**SUPPLIED DATA**
──────────

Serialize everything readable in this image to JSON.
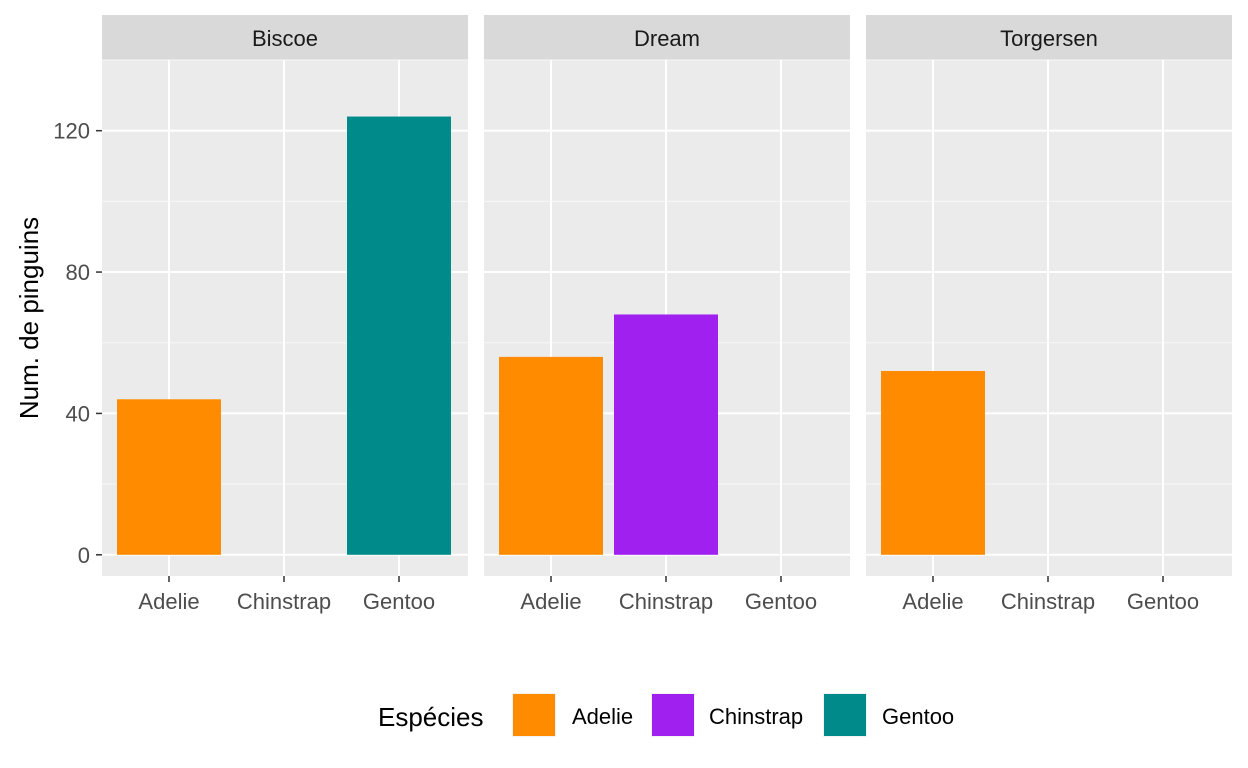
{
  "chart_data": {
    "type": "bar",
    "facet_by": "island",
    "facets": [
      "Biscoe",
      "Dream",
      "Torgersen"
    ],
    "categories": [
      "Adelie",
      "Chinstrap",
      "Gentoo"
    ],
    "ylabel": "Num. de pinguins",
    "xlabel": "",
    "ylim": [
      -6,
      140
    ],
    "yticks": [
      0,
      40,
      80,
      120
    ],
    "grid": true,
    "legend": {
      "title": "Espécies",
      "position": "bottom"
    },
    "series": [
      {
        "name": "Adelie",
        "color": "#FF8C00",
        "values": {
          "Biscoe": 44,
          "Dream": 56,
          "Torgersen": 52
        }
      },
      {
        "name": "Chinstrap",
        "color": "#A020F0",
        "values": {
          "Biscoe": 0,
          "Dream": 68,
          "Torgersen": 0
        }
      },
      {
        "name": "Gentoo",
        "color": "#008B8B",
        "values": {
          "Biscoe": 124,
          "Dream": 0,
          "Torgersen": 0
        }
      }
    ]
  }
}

──────────

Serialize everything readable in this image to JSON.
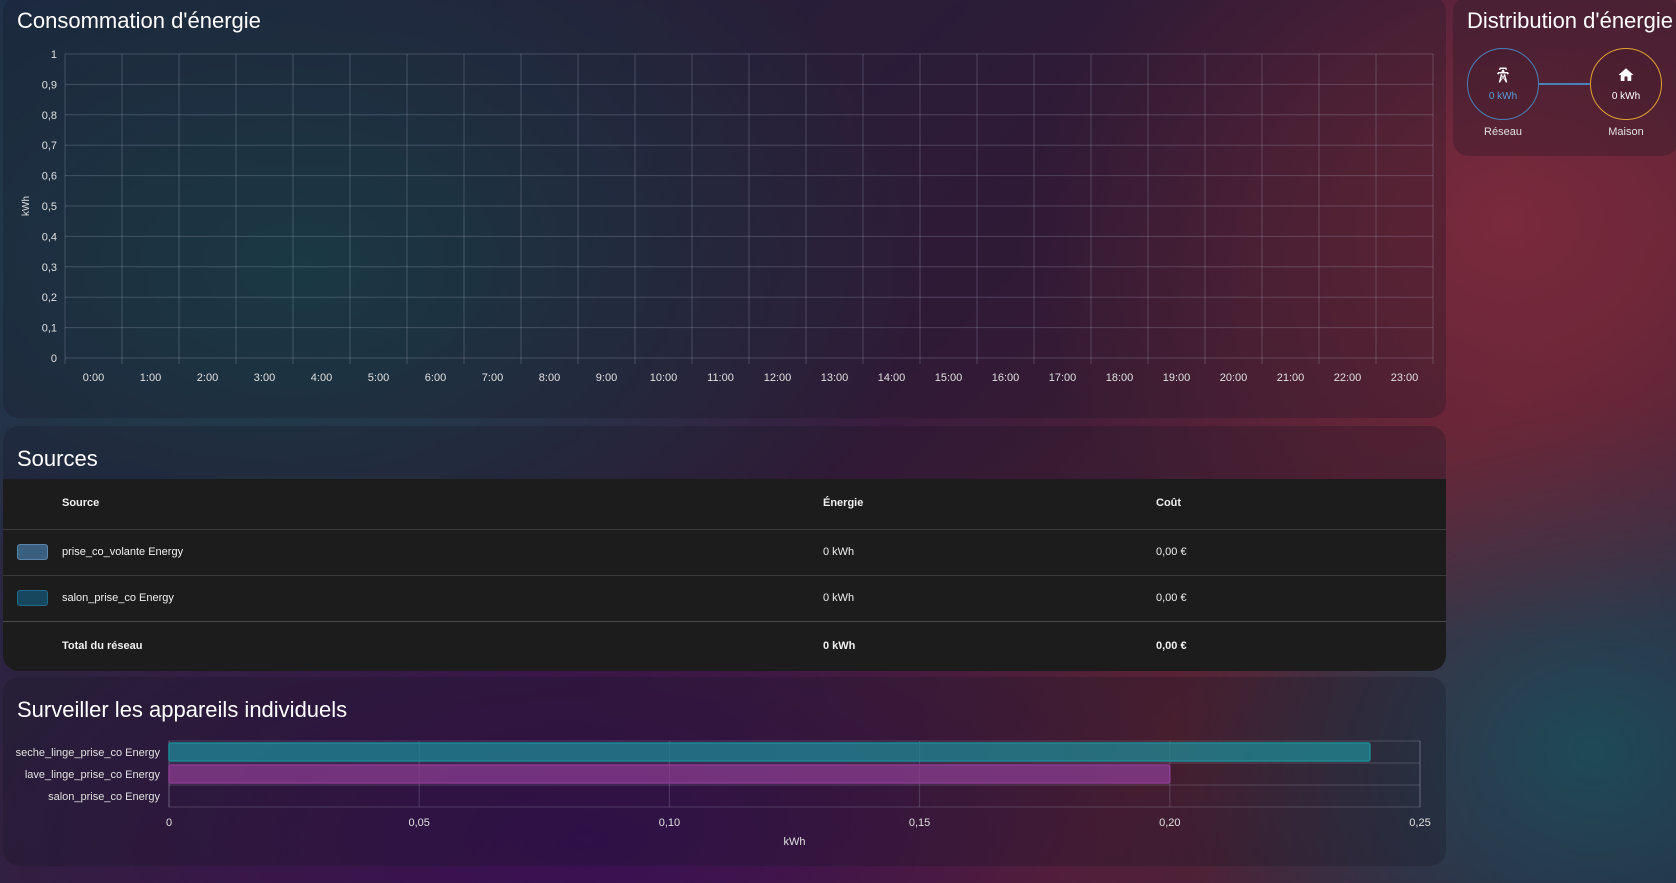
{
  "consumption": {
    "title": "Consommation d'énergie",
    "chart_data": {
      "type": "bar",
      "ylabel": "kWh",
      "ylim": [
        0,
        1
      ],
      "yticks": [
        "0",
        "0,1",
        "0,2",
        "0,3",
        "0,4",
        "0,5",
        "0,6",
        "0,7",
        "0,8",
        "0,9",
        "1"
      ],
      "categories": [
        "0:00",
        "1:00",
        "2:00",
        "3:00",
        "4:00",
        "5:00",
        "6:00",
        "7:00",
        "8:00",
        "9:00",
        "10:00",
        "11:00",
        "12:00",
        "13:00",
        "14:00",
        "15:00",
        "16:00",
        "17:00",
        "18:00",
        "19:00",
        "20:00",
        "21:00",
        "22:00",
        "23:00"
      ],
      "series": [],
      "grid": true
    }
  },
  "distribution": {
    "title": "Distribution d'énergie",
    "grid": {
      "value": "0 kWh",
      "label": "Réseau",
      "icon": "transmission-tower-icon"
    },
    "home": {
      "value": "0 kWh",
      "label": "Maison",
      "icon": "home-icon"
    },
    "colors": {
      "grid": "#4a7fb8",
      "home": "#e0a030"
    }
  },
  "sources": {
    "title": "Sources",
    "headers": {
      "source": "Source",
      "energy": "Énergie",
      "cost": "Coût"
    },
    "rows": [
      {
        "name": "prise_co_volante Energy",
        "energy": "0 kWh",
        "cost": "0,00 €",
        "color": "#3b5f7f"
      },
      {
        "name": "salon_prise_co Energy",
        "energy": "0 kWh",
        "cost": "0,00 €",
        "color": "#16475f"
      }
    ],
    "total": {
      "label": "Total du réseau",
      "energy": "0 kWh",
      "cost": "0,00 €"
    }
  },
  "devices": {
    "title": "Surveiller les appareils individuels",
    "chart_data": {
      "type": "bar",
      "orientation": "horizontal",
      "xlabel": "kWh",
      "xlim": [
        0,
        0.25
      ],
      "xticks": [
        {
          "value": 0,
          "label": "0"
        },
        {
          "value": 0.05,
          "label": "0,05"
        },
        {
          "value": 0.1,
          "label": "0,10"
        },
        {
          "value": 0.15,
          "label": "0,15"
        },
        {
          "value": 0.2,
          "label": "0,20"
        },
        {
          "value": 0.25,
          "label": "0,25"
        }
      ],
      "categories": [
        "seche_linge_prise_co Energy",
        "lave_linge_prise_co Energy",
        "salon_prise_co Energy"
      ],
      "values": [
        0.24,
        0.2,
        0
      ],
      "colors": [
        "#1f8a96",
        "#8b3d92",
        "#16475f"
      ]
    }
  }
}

──────────

**WHAT TO PRODUCE**
Of the lines in the listing, how many hold the word "name"? Nothing but the number is needed.

**RESULT OF THE EXERCISE**
5